| The problem |
Extract all of the entries and set them down verbatim.

| The records |
------------------------

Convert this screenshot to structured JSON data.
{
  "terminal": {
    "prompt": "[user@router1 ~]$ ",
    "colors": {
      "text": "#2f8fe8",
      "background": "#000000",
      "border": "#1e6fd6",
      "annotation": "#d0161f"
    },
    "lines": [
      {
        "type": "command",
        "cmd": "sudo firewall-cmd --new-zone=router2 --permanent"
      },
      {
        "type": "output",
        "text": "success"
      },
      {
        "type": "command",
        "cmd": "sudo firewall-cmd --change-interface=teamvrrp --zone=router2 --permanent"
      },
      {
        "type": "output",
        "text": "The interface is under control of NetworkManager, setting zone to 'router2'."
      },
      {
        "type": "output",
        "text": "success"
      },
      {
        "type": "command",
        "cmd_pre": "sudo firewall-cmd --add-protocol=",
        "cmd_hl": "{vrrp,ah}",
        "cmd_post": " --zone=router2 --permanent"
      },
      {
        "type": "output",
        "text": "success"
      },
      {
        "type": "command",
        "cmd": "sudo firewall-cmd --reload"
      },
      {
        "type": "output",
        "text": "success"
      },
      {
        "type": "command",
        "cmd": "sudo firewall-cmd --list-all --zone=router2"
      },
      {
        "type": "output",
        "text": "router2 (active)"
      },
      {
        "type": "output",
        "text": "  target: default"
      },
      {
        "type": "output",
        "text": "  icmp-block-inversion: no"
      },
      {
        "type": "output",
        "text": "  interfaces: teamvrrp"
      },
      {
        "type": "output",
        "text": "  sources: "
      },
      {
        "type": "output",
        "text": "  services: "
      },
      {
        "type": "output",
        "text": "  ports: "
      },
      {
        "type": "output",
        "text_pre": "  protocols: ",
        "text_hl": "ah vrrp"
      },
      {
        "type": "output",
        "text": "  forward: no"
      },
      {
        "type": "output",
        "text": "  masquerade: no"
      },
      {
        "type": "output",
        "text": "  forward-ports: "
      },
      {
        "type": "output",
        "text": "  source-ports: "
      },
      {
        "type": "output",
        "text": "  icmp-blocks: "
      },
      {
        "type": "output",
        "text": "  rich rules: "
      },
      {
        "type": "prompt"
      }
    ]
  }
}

------------------------

| The response |
Convert this screenshot to structured JSON data.
{
  "terminal": {
    "prompt": "[user@router1 ~]$ ",
    "colors": {
      "text": "#2f8fe8",
      "background": "#000000",
      "border": "#1e6fd6",
      "annotation": "#d0161f"
    },
    "lines": [
      {
        "type": "command",
        "cmd": "sudo firewall-cmd --new-zone=router2 --permanent"
      },
      {
        "type": "output",
        "text": "success"
      },
      {
        "type": "command",
        "cmd": "sudo firewall-cmd --change-interface=teamvrrp --zone=router2 --permanent"
      },
      {
        "type": "output",
        "text": "The interface is under control of NetworkManager, setting zone to 'router2'."
      },
      {
        "type": "output",
        "text": "success"
      },
      {
        "type": "command",
        "cmd_pre": "sudo firewall-cmd --add-protocol=",
        "cmd_hl": "{vrrp,ah}",
        "cmd_post": " --zone=router2 --permanent"
      },
      {
        "type": "output",
        "text": "success"
      },
      {
        "type": "command",
        "cmd": "sudo firewall-cmd --reload"
      },
      {
        "type": "output",
        "text": "success"
      },
      {
        "type": "command",
        "cmd": "sudo firewall-cmd --list-all --zone=router2"
      },
      {
        "type": "output",
        "text": "router2 (active)"
      },
      {
        "type": "output",
        "text": "  target: default"
      },
      {
        "type": "output",
        "text": "  icmp-block-inversion: no"
      },
      {
        "type": "output",
        "text": "  interfaces: teamvrrp"
      },
      {
        "type": "output",
        "text": "  sources: "
      },
      {
        "type": "output",
        "text": "  services: "
      },
      {
        "type": "output",
        "text": "  ports: "
      },
      {
        "type": "output",
        "text_pre": "  protocols: ",
        "text_hl": "ah vrrp"
      },
      {
        "type": "output",
        "text": "  forward: no"
      },
      {
        "type": "output",
        "text": "  masquerade: no"
      },
      {
        "type": "output",
        "text": "  forward-ports: "
      },
      {
        "type": "output",
        "text": "  source-ports: "
      },
      {
        "type": "output",
        "text": "  icmp-blocks: "
      },
      {
        "type": "output",
        "text": "  rich rules: "
      },
      {
        "type": "prompt"
      }
    ]
  }
}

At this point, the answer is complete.